**Text passage**
** Start **

This review contains spoilers because omg. I’m serious, I’m gonna tell you the whole thing so you can check this book off your list and thank me later. Not to mention there is a lot of icky stuff in here, so even though it’s presented through the lens of comedy, a trigger warning is clearly in order.
***
If Richard Laymon’s The Cellar were a dog, it would be a Chinese Crested that just took a shit on your royal blue carpet. It’s ugly as hell and it’s in the wrong, but it doesn’t care. It’s here. The shit’s already on the floor. And there’s no way a dog can be expected to clean up, so you better get to it. Clean up the shit, pathetic human.
Between thinly motivated main characters and hideous nocturnal sex monsters with enormous penises, The Cellar is a book so brazen it’s staggering. Although Laymon took the time to write an entire book (no small feat in any circumstance), that’s about all he did.
I’m not even sure where to begin. Do we start with the writing style filled with choppy sentences and an aversion to the pronoun “it?” Or should we talk about the way Laymon takes zero time to develop any of his characters beyond primary colors? Maybe it’s best to start (and finish?) by pointing out that Laymon refers to sex as “the slippery pushing.” I don’t know, dear reader, I just don’t know.
Best to start at the beginning, I suppose, and drag you through the whole damn story with me.
The Cellar begins when Donna Hayes learns that her child molesting, wife beating, thieving, murdering, ex-husband Roy, has been released from prison. So without further ado, Donna packs and hits the road with her 12-year-old daughter Sandy. In an effort to get as far away from home as possible, they push on into the night, driving past San Francisco and into increasing fog, which (surprise!) ends in them having an accident.
Any attempt at putting more distance between themselves and Roy will have to wait until new car parts can be delivered and installed. They’re grounded in Malcasa Point, a tiny town with a Welcome Inn, a diner, and a terrifying old mansion called “The Beast House” that apparently contains a creature that will murder anyone who trespasses at night. Totally normal.

** End **

**Requirement 1**
In the review, why do Donna and Sandy end up stuck in Malcasa Point? Answer in one to three sentences.
The rows that come next have no connection to the review.

**Records for the exercise**
** Start **

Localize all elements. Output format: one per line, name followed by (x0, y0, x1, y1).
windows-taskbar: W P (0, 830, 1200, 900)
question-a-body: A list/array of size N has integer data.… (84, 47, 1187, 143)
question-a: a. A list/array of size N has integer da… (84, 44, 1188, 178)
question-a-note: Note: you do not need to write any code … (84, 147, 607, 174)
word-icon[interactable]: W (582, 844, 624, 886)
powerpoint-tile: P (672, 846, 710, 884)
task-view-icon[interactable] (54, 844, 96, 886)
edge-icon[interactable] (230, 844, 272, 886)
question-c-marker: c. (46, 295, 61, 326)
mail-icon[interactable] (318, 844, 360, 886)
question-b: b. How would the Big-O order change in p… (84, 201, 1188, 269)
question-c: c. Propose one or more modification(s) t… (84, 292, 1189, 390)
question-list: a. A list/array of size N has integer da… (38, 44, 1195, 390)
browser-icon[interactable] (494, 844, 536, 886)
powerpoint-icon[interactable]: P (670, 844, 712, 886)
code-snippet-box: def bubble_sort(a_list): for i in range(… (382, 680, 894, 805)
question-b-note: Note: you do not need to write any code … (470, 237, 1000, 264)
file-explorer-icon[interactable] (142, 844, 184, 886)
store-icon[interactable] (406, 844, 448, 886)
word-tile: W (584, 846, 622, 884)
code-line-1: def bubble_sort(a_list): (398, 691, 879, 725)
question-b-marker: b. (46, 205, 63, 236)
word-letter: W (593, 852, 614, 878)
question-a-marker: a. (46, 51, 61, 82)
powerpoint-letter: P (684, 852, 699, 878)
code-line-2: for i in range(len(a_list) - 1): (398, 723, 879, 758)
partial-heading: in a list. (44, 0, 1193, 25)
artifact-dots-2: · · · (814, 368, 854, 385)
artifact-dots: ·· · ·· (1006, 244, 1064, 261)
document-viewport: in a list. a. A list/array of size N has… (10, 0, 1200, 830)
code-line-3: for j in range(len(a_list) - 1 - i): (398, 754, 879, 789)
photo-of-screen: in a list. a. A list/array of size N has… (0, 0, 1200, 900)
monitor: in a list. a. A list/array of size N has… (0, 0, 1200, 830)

** End **

**Requirement 2**
Return every row that contains the string "artifact", treating uppercase and lowercase as different.

**Exercise output 1**
After driving past San Francisco into increasing fog, they have a car accident. They must stay in Malcasa Point until new car parts can be delivered and installed before they can put more distance between themselves and Roy.

**Exercise output 2**
artifact-dots-2: · · · (814, 368, 854, 385)
artifact-dots: ·· · ·· (1006, 244, 1064, 261)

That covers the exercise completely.